==== THE INPUT ====

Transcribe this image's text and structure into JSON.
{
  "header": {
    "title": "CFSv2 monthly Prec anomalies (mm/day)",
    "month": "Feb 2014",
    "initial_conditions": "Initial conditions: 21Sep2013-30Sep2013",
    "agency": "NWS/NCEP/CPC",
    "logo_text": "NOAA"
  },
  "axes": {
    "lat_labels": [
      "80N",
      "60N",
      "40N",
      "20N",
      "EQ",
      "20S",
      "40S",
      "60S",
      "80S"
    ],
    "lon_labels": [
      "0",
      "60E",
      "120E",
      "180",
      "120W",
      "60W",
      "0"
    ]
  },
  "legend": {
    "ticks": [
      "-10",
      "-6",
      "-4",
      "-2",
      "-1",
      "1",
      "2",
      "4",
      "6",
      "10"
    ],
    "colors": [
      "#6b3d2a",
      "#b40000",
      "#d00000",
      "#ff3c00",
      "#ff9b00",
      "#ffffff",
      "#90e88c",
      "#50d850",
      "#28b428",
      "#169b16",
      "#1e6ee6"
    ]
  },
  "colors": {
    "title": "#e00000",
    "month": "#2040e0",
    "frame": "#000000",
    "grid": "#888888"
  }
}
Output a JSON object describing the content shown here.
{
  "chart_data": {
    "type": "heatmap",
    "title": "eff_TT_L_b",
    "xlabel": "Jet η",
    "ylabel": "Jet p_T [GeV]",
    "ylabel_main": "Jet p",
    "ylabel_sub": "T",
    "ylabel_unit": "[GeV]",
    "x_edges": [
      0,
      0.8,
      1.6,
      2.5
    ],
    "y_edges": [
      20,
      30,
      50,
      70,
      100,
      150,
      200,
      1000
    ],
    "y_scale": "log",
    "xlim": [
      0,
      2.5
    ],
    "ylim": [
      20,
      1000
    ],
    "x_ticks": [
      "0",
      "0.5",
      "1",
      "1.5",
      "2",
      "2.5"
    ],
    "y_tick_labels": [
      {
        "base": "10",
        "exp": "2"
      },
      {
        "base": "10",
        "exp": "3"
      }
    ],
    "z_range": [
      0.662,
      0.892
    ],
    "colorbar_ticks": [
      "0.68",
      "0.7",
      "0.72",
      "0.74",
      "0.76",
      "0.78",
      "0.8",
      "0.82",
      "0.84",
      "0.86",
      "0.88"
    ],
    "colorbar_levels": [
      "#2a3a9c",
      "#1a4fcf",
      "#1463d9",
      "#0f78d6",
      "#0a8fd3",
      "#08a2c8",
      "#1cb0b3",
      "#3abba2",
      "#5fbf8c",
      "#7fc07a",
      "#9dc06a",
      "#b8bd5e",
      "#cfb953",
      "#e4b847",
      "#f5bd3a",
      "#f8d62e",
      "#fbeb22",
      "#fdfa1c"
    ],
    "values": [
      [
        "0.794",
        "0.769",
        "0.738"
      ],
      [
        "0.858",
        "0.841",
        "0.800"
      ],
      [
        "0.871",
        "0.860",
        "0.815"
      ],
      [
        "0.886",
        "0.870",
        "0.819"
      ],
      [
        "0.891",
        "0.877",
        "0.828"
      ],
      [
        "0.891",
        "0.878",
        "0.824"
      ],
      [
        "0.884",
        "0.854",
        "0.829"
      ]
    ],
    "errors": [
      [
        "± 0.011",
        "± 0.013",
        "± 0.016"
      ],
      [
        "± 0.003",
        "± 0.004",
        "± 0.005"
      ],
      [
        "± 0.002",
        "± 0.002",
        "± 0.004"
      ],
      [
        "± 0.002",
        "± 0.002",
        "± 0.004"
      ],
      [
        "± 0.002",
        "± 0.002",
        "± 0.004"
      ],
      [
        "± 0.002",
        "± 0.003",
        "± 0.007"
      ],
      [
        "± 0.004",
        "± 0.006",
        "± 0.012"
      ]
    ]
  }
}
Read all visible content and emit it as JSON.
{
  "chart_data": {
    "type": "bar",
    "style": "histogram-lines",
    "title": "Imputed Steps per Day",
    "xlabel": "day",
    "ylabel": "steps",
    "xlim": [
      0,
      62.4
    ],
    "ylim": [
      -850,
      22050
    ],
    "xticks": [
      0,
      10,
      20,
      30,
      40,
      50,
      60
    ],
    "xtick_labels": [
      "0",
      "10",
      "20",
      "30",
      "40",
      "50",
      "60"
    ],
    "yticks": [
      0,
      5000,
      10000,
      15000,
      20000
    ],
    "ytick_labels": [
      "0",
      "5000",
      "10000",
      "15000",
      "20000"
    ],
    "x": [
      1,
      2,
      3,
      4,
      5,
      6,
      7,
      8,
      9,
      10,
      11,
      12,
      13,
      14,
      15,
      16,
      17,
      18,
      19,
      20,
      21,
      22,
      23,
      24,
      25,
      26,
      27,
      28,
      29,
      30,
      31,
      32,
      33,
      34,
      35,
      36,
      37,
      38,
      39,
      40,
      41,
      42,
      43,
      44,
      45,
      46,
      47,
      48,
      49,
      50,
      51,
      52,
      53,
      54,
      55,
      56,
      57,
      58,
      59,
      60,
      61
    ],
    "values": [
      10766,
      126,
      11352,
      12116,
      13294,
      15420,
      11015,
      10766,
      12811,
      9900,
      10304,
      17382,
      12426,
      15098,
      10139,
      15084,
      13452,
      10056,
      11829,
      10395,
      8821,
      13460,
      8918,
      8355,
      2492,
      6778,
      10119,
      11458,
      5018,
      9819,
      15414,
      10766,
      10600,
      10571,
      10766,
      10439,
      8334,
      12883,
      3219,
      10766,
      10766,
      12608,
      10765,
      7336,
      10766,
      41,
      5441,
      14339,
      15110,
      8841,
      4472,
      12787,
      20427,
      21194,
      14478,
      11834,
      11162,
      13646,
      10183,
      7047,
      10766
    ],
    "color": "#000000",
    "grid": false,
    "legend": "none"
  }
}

====

§ SET EXERCISE
In the records, locate each line holding the string "title" and copy it.

§ ANSWER FOR THIS EXERCISE
    "title": "CFSv2 monthly Prec anomalies (mm/day)",
    "title": "#e00000",
    "title": "eff_TT_L_b",
    "title": "Imputed Steps per Day",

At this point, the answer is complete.